[Records shown]:
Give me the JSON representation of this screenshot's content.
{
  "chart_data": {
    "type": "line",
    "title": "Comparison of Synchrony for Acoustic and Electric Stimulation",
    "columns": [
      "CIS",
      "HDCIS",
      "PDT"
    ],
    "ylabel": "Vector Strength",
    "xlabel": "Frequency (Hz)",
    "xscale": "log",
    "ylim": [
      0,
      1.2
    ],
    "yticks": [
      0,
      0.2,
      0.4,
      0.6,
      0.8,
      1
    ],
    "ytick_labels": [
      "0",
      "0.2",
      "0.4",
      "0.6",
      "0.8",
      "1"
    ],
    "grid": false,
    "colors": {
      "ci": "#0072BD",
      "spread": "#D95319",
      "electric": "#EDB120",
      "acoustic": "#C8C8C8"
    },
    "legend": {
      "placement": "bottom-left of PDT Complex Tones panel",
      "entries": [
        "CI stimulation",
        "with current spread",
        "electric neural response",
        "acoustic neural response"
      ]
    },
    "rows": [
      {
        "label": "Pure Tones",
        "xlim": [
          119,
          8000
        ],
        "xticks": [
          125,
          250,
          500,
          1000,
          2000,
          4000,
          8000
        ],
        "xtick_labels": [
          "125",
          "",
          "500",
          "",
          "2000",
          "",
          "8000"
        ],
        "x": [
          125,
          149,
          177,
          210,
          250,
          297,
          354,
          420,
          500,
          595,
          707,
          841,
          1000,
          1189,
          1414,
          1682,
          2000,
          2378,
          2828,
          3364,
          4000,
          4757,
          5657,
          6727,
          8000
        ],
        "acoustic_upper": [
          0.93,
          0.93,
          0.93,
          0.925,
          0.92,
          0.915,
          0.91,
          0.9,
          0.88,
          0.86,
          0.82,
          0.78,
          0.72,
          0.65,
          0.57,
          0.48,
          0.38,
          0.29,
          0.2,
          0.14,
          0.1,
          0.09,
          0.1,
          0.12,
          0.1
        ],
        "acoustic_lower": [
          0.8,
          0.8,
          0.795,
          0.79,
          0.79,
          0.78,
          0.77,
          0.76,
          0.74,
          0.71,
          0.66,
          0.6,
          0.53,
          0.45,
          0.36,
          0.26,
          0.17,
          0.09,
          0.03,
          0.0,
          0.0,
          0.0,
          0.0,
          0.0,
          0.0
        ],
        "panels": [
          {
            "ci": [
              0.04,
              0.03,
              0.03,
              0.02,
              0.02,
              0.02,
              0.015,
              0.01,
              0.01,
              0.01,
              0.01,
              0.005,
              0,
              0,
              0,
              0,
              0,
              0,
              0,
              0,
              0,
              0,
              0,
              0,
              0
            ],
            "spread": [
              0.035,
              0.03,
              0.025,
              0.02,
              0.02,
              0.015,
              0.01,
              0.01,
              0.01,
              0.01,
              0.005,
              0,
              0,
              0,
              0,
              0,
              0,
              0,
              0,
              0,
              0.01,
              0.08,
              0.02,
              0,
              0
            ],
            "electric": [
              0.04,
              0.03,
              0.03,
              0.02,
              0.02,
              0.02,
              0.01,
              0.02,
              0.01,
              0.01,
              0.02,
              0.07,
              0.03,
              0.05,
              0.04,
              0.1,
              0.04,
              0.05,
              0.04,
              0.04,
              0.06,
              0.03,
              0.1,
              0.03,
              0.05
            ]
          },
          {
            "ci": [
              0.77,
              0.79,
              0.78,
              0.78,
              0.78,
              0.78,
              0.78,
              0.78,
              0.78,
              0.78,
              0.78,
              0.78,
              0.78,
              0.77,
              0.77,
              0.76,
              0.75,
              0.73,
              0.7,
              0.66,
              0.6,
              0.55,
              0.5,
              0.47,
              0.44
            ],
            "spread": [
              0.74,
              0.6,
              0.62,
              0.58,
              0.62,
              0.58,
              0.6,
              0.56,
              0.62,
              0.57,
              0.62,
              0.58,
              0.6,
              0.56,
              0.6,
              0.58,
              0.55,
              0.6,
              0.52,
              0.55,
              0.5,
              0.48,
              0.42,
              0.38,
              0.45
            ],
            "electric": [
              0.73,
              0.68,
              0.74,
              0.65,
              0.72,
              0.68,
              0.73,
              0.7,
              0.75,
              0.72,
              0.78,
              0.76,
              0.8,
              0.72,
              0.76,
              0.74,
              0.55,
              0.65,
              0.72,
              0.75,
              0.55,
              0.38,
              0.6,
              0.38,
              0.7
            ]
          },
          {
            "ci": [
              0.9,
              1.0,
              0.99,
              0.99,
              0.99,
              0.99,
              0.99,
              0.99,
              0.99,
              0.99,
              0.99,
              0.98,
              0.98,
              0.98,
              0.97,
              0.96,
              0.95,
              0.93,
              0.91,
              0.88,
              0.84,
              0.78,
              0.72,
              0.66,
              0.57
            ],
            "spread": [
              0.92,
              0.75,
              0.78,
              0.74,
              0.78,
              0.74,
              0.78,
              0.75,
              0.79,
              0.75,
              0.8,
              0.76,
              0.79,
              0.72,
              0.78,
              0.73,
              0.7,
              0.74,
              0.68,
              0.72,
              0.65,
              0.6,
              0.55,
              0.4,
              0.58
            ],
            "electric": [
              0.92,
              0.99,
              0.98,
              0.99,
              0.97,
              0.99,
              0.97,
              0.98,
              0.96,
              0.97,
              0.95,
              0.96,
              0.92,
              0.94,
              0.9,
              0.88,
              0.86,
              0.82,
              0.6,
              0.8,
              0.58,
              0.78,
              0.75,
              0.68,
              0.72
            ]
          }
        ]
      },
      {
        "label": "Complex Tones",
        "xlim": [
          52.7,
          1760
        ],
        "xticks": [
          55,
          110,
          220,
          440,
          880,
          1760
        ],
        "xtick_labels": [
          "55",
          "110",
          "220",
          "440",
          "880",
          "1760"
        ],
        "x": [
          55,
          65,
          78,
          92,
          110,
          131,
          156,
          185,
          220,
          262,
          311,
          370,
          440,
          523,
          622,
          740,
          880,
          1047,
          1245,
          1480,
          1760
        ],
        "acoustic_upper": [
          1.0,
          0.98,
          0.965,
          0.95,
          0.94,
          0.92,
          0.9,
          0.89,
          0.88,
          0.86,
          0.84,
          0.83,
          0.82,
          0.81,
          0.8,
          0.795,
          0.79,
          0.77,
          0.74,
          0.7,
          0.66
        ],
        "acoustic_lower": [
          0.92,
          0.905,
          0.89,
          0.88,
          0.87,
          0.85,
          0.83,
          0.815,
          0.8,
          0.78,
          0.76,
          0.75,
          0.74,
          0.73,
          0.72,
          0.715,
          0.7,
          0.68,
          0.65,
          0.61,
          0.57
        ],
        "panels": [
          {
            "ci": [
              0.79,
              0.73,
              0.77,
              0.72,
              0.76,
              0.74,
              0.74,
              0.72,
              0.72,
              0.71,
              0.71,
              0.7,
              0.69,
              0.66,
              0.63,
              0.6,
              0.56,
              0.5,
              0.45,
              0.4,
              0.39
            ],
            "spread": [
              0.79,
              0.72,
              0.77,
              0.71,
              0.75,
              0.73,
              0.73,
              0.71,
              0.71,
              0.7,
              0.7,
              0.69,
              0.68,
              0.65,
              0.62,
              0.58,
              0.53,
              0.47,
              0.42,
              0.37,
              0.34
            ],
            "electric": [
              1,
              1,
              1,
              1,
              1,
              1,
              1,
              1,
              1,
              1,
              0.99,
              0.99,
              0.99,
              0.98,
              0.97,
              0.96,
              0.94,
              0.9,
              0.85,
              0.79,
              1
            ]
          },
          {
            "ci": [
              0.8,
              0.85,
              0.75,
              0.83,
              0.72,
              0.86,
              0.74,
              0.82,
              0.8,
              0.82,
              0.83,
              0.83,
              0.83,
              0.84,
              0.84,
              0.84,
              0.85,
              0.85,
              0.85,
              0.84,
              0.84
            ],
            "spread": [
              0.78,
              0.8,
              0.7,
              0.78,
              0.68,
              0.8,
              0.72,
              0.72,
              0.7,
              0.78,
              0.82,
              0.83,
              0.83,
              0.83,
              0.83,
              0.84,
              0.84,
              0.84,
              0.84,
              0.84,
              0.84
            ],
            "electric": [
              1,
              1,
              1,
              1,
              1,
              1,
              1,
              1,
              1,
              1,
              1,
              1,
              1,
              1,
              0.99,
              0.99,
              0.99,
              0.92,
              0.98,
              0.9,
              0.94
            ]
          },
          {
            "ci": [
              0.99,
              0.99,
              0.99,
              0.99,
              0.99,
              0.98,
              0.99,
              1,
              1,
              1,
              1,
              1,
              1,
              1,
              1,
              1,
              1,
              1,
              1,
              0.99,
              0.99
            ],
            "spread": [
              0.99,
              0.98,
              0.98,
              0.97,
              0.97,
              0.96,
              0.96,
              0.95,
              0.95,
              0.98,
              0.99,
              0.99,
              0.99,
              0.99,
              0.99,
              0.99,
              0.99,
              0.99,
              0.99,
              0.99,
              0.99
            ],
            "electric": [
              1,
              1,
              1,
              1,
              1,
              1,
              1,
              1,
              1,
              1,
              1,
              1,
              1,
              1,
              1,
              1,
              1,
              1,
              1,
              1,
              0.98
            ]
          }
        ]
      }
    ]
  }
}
---
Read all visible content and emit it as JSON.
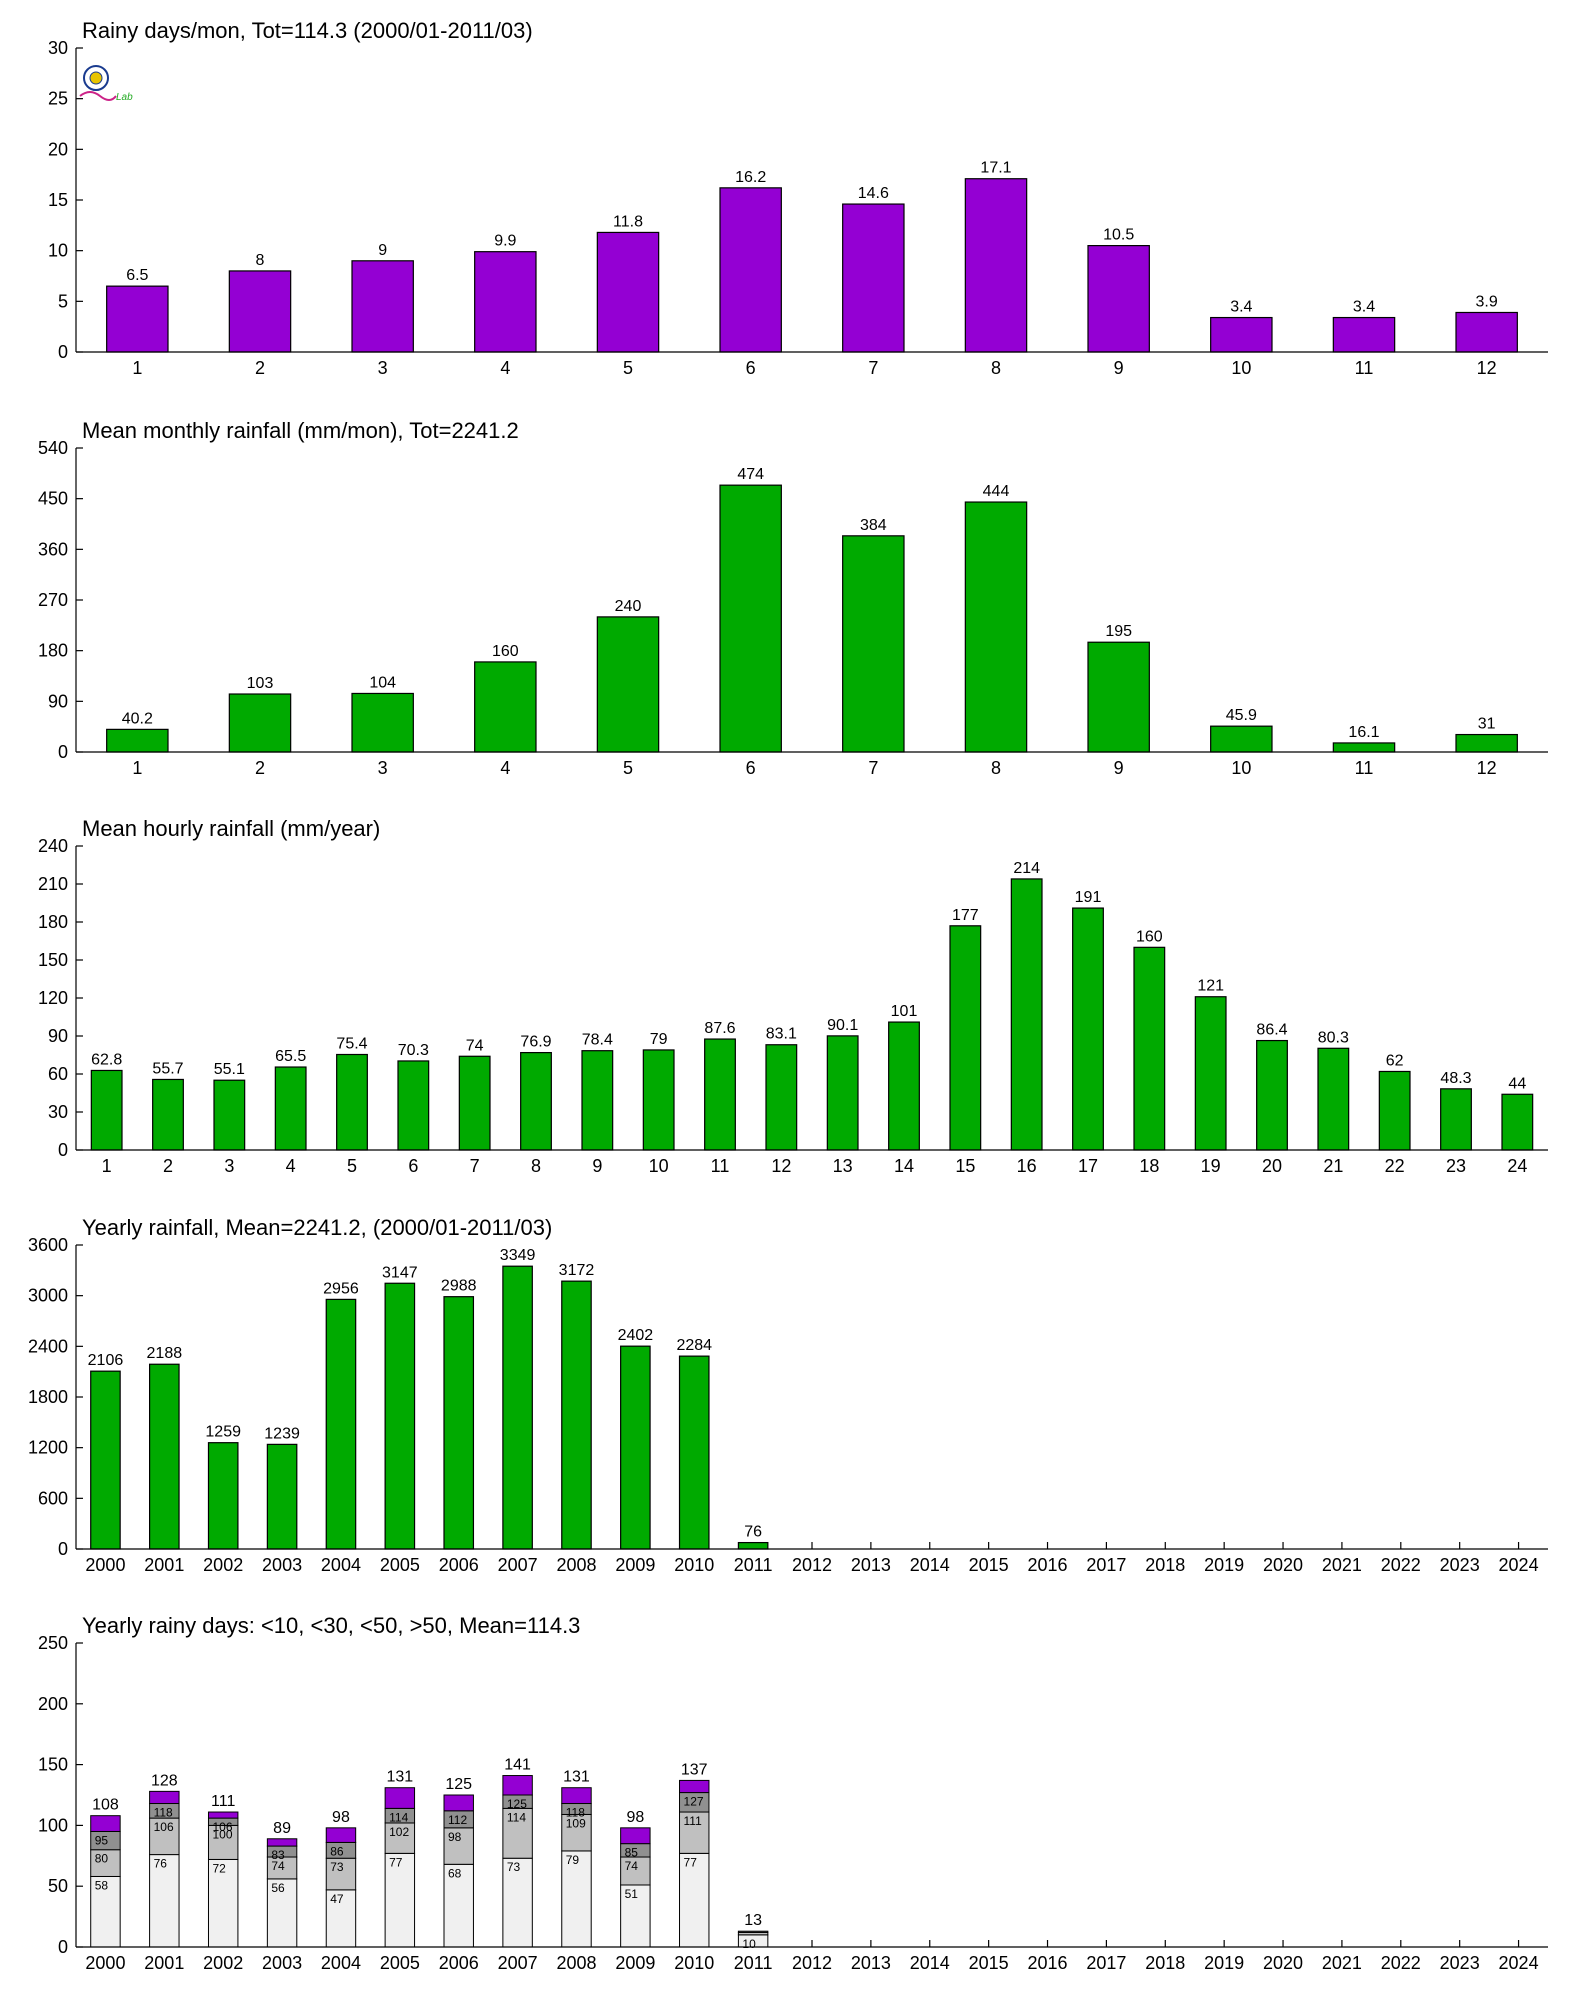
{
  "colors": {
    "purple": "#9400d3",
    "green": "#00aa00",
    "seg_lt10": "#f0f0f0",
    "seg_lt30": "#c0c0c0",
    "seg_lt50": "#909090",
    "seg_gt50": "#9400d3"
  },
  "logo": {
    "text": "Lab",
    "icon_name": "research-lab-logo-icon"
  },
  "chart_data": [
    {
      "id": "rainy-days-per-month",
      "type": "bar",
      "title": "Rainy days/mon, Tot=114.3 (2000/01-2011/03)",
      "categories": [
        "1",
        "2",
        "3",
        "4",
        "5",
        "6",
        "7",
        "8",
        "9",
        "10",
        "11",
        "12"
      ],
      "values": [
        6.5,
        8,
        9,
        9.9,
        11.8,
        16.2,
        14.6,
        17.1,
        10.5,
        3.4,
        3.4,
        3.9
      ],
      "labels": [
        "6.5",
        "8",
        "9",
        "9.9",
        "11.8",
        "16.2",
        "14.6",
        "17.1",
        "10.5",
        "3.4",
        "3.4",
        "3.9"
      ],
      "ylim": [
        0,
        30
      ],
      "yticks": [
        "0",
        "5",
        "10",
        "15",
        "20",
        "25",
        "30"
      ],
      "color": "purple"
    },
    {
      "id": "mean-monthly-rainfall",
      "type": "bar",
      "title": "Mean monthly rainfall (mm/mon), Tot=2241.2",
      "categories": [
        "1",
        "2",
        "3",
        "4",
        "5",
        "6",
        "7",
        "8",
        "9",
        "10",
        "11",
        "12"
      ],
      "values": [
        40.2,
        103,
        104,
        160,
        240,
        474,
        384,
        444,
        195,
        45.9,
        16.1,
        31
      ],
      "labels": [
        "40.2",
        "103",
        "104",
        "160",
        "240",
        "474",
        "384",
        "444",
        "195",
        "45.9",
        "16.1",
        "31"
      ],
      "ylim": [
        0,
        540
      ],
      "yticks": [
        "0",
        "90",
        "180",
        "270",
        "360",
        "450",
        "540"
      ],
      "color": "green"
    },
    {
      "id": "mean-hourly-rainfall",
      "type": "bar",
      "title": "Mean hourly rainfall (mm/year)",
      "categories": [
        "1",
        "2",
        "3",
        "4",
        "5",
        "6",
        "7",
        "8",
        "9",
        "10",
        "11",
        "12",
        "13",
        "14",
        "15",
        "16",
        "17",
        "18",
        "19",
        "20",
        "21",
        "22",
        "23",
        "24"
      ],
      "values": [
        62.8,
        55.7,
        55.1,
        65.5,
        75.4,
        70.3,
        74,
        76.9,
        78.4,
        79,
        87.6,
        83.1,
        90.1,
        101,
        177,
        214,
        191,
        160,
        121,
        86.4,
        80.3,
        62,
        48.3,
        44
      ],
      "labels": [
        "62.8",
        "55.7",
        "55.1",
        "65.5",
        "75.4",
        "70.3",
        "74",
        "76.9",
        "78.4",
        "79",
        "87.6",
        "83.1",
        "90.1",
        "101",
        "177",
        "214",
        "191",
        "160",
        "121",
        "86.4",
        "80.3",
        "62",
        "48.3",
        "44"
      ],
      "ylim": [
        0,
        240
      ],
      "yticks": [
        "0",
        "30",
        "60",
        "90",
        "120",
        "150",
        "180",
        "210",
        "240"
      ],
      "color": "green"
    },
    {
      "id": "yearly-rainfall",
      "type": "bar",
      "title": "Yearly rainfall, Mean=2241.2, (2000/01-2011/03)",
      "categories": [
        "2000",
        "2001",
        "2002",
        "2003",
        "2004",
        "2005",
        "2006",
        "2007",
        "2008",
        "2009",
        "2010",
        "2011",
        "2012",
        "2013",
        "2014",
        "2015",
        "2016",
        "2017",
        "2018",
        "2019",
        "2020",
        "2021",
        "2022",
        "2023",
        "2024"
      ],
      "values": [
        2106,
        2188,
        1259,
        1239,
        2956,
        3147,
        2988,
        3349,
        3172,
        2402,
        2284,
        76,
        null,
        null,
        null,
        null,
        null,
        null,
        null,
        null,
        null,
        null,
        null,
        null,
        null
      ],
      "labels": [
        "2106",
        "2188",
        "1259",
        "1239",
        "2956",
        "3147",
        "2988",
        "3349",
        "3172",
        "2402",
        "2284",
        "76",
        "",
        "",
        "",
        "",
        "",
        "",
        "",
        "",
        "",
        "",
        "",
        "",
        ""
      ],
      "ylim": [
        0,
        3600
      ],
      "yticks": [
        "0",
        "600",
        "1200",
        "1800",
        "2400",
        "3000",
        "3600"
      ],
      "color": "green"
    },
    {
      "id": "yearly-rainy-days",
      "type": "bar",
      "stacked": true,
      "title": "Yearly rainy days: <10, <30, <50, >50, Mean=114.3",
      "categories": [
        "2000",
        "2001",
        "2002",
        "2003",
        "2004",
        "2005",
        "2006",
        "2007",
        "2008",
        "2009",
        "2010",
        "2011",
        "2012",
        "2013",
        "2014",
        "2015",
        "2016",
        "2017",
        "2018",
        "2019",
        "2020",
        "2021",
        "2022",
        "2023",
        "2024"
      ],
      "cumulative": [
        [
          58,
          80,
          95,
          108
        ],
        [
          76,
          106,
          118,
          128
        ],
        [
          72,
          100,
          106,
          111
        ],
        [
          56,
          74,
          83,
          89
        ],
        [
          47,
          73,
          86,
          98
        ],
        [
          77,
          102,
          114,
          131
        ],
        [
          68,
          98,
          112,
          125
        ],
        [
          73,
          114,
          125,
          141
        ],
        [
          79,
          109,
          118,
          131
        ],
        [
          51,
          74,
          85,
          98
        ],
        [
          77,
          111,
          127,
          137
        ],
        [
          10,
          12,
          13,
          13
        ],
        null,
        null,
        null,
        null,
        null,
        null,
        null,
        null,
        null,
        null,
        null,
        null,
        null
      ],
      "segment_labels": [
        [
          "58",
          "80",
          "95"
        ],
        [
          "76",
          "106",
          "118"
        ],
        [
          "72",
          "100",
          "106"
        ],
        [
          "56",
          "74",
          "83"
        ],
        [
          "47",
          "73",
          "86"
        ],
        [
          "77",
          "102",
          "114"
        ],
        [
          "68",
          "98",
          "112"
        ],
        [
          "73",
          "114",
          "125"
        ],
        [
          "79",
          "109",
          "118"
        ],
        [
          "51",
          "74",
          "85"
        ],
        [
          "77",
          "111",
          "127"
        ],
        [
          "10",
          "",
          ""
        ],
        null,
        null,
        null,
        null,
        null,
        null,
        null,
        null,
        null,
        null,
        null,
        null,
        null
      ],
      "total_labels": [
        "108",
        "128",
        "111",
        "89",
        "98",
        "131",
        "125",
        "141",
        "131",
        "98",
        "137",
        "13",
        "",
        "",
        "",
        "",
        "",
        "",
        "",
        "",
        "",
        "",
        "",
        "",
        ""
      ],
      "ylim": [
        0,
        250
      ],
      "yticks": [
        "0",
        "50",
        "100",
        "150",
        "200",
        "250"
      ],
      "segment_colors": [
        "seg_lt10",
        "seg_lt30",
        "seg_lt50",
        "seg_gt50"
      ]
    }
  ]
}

[Exercise]: Read the entries and show each line that mentions "response".

[Result for this exercise]:
        "electric neural response",
        "acoustic neural response"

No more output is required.